- TASK GOAL
Give the listing below again exactly, but without any of its pictures.

****

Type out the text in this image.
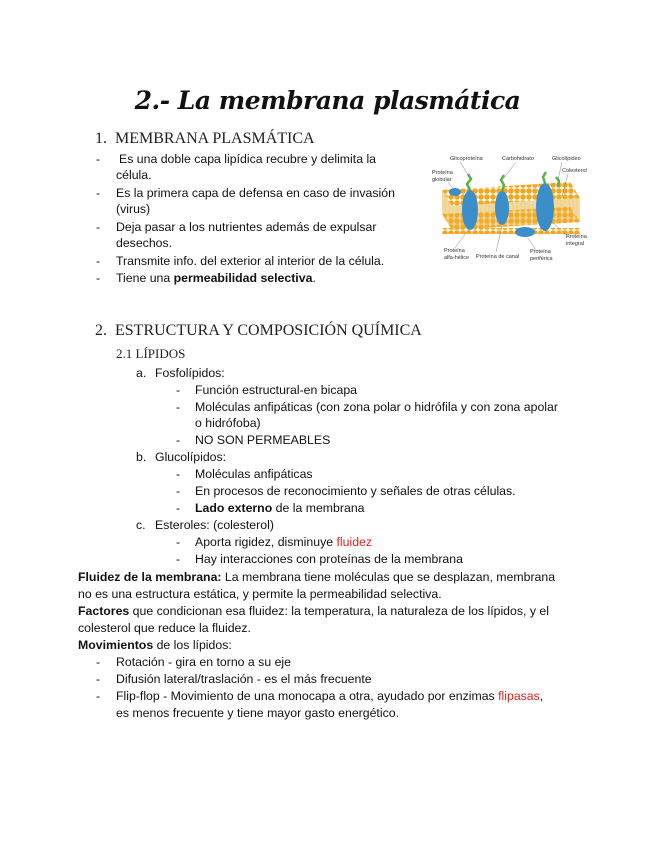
2.- La membrana plasmática
1. MEMBRANA PLASMÁTICA
- Es una doble capa lipídica recubre y delimita la
célula.
- Es la primera capa de defensa en caso de invasión
(virus)
- Deja pasar a los nutrientes además de expulsar
desechos.
- Transmite info. del exterior al interior de la célula.
- Tiene una permeabilidad selectiva.
Glicoproteína	Carbohidrato	Glicolípideo
Proteína
globular
Colesterol
Proteína
integral
Proteína
alfa-hélice Proteína de canal
Proteína
periférica
2. ESTRUCTURA Y COMPOSICIÓN QUÍMICA
2.1 LÍPIDOS
a. Fosfolípidos:
- Función estructural-en bicapa
- Moléculas anfipáticas (con zona polar o hidrófila y con zona apolar
o hidrófoba)
- NO SON PERMEABLES
b. Glucolípidos:
- Moléculas anfipáticas
- En procesos de reconocimiento y señales de otras células.
- Lado externo de la membrana
c. Esteroles: (colesterol)
- Aporta rigidez, disminuye fluidez
- Hay interacciones con proteínas de la membrana
Fluidez de la membrana: La membrana tiene moléculas que se desplazan, membrana
no es una estructura estática, y permite la permeabilidad selectiva.
Factores que condicionan esa fluidez: la temperatura, la naturaleza de los lípidos, y el
colesterol que reduce la fluidez.
Movimientos de los lípidos:
- Rotación - gira en torno a su eje
- Difusión lateral/traslación - es el más frecuente
- Flip-flop - Movimiento de una monocapa a otra, ayudado por enzimas flipasas,
es menos frecuente y tiene mayor gasto energético.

****

- OUTPUT FOR THIS TASK
Type out the text in this image.
2.- La membrana plasmática
1. MEMBRANA PLASMÁTICA
- Es una doble capa lipídica recubre y delimita la
célula.
- Es la primera capa de defensa en caso de invasión
(virus)
- Deja pasar a los nutrientes además de expulsar
desechos.
- Transmite info. del exterior al interior de la célula.
- Tiene una permeabilidad selectiva.
Glicoproteína	Carbohidrato	Glicolípideo
Proteína
globular
Colesterol
Proteína
integral
Proteína
alfa-hélice Proteína de canal
Proteína
periférica
2. ESTRUCTURA Y COMPOSICIÓN QUÍMICA
2.1 LÍPIDOS
a. Fosfolípidos:
- Función estructural-en bicapa
- Moléculas anfipáticas (con zona polar o hidrófila y con zona apolar
o hidrófoba)
- NO SON PERMEABLES
b. Glucolípidos:
- Moléculas anfipáticas
- En procesos de reconocimiento y señales de otras células.
- Lado externo de la membrana
c. Esteroles: (colesterol)
- Aporta rigidez, disminuye fluidez
- Hay interacciones con proteínas de la membrana
Fluidez de la membrana: La membrana tiene moléculas que se desplazan, membrana
no es una estructura estática, y permite la permeabilidad selectiva.
Factores que condicionan esa fluidez: la temperatura, la naturaleza de los lípidos, y el
colesterol que reduce la fluidez.
Movimientos de los lípidos:
- Rotación - gira en torno a su eje
- Difusión lateral/traslación - es el más frecuente
- Flip-flop - Movimiento de una monocapa a otra, ayudado por enzimas flipasas,
es menos frecuente y tiene mayor gasto energético.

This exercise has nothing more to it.